* What this task involves
In the copy, include every entry exactly but none of the images.

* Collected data
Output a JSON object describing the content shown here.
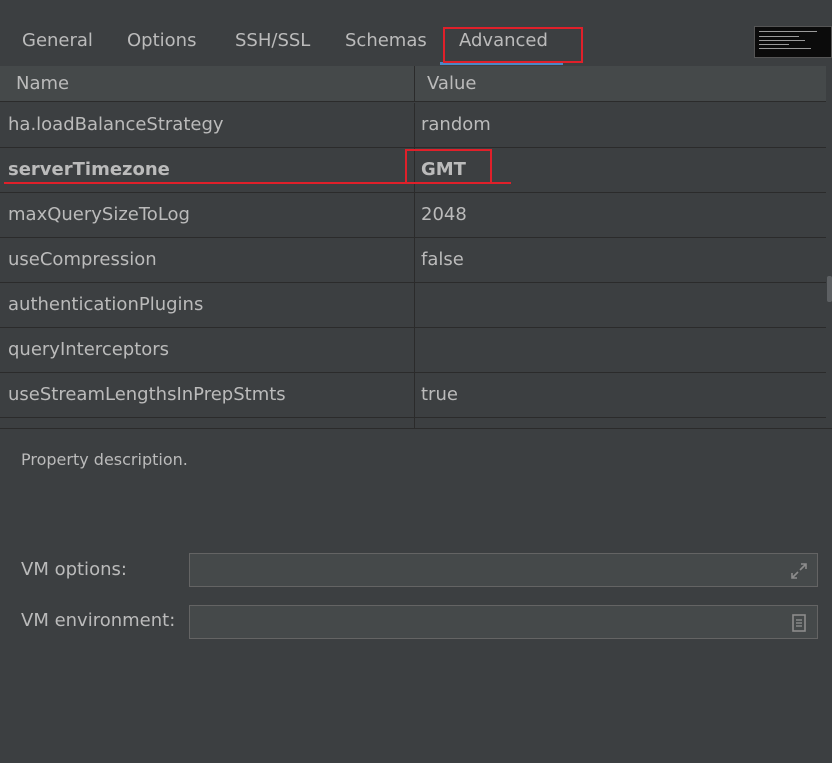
{
  "tabs": [
    {
      "label": "General"
    },
    {
      "label": "Options"
    },
    {
      "label": "SSH/SSL"
    },
    {
      "label": "Schemas"
    },
    {
      "label": "Advanced",
      "active": true
    }
  ],
  "table": {
    "headers": {
      "name": "Name",
      "value": "Value"
    },
    "rows": [
      {
        "name": "ha.loadBalanceStrategy",
        "value": "random"
      },
      {
        "name": "serverTimezone",
        "value": "GMT",
        "bold": true
      },
      {
        "name": "maxQuerySizeToLog",
        "value": "2048"
      },
      {
        "name": "useCompression",
        "value": "false"
      },
      {
        "name": "authenticationPlugins",
        "value": ""
      },
      {
        "name": "queryInterceptors",
        "value": ""
      },
      {
        "name": "useStreamLengthsInPrepStmts",
        "value": "true"
      }
    ]
  },
  "description": "Property description.",
  "vm": {
    "options_label": "VM options:",
    "options_value": "",
    "environment_label": "VM environment:",
    "environment_value": ""
  },
  "colors": {
    "background": "#3c3f41",
    "header": "#45494a",
    "text": "#bbbbbb",
    "accent": "#4a88c7",
    "highlight": "#e0202a"
  },
  "icons": {
    "vm_options": "expand-icon",
    "vm_environment": "document-icon"
  }
}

* Final result
Output a JSON object describing the content shown here.
{
  "tabs": [
    {
      "label": "General"
    },
    {
      "label": "Options"
    },
    {
      "label": "SSH/SSL"
    },
    {
      "label": "Schemas"
    },
    {
      "label": "Advanced",
      "active": true
    }
  ],
  "table": {
    "headers": {
      "name": "Name",
      "value": "Value"
    },
    "rows": [
      {
        "name": "ha.loadBalanceStrategy",
        "value": "random"
      },
      {
        "name": "serverTimezone",
        "value": "GMT",
        "bold": true
      },
      {
        "name": "maxQuerySizeToLog",
        "value": "2048"
      },
      {
        "name": "useCompression",
        "value": "false"
      },
      {
        "name": "authenticationPlugins",
        "value": ""
      },
      {
        "name": "queryInterceptors",
        "value": ""
      },
      {
        "name": "useStreamLengthsInPrepStmts",
        "value": "true"
      }
    ]
  },
  "description": "Property description.",
  "vm": {
    "options_label": "VM options:",
    "options_value": "",
    "environment_label": "VM environment:",
    "environment_value": ""
  },
  "colors": {
    "background": "#3c3f41",
    "header": "#45494a",
    "text": "#bbbbbb",
    "accent": "#4a88c7",
    "highlight": "#e0202a"
  },
  "icons": {
    "vm_options": "expand-icon",
    "vm_environment": "document-icon"
  }
}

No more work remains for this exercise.